> **WORK TO BE COMPLETED**
Looking at the listing, state how many of its lines contain the string "культуре". Write only the number.
>> BEGIN PROVIDED RECORDS
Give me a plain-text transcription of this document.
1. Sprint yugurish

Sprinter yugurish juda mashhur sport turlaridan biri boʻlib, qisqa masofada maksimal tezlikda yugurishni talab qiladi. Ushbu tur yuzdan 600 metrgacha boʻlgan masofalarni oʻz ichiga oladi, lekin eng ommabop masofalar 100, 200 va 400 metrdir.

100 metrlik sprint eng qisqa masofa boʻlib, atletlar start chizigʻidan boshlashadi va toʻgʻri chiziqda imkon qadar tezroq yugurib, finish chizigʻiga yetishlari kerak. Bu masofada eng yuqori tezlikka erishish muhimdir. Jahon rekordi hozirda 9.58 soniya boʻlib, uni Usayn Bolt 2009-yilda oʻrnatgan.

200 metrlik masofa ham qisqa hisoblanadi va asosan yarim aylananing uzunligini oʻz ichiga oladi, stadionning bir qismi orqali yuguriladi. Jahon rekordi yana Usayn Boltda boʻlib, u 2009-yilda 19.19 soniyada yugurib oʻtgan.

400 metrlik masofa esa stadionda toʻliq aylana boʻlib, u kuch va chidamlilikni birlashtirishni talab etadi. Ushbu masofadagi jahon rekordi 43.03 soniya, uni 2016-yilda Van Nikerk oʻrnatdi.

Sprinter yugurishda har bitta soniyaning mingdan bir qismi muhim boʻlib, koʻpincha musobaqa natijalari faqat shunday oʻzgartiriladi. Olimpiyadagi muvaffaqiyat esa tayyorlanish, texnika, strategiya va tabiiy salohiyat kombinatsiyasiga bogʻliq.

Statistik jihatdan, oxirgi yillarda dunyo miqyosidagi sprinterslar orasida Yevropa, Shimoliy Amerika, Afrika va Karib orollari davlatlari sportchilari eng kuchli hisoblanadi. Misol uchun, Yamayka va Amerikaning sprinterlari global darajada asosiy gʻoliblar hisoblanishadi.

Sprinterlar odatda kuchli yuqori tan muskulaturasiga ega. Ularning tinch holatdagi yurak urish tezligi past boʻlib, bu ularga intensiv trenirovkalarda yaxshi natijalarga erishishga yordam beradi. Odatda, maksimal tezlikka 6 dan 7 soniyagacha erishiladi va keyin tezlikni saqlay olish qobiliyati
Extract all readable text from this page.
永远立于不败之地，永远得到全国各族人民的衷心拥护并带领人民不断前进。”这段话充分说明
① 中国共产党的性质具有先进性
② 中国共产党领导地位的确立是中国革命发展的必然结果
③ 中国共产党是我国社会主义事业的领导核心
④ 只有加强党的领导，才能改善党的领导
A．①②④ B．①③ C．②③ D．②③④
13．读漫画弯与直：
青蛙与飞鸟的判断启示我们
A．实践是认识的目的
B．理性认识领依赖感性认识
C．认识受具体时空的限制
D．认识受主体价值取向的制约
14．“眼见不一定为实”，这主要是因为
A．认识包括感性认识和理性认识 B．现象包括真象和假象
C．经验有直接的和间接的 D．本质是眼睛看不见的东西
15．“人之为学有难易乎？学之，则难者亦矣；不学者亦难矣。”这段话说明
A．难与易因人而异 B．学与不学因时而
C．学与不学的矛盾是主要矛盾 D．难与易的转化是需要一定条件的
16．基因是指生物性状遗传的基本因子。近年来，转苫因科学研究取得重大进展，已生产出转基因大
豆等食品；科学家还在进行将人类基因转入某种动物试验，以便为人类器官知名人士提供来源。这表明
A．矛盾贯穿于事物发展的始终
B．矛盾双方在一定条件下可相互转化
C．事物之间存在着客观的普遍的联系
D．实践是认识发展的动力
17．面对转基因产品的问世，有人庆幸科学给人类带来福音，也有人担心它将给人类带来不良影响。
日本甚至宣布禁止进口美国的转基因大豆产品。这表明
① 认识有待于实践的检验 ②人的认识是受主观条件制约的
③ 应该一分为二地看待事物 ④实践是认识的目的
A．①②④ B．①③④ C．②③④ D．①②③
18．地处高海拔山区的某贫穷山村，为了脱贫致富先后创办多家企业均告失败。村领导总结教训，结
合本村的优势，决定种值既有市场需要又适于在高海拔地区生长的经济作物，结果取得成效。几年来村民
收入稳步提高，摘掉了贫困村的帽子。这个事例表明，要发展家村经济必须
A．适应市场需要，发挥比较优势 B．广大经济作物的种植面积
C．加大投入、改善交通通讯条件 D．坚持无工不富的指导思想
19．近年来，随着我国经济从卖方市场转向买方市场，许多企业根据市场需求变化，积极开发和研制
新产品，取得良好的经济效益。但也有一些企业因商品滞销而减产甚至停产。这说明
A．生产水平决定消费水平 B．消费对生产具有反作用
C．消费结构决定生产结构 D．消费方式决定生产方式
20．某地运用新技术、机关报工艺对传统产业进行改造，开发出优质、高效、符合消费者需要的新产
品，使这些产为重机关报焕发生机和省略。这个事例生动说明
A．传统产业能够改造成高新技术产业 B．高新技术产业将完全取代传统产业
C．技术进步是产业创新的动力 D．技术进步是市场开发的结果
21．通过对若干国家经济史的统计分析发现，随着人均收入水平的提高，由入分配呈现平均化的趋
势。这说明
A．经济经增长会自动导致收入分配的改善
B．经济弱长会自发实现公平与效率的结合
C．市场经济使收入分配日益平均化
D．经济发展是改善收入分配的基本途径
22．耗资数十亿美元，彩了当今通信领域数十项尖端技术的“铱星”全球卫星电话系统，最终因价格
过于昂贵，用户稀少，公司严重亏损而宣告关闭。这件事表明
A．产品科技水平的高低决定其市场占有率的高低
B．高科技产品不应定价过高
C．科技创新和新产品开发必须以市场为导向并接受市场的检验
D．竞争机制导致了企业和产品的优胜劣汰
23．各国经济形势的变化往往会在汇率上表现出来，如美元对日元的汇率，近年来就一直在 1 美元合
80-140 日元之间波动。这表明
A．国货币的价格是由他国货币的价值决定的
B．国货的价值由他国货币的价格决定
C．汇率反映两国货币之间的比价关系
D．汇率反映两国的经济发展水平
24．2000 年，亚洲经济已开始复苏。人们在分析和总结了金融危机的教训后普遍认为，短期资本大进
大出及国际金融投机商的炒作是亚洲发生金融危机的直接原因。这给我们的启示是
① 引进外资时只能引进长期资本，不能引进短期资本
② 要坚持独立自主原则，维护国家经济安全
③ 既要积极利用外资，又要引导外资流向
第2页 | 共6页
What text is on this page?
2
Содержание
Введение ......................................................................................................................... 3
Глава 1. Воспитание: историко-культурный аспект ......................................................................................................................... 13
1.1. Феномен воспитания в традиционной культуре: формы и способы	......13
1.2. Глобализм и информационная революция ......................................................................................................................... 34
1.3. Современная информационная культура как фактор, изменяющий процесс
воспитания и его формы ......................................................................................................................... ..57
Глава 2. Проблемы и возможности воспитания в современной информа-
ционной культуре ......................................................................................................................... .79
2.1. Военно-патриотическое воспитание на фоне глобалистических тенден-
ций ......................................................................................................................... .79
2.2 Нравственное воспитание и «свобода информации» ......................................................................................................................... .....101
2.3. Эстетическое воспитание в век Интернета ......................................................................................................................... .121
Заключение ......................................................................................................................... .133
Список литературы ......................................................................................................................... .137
>> END PROVIDED RECORDS
> **COMPLETE OUTPUT**
2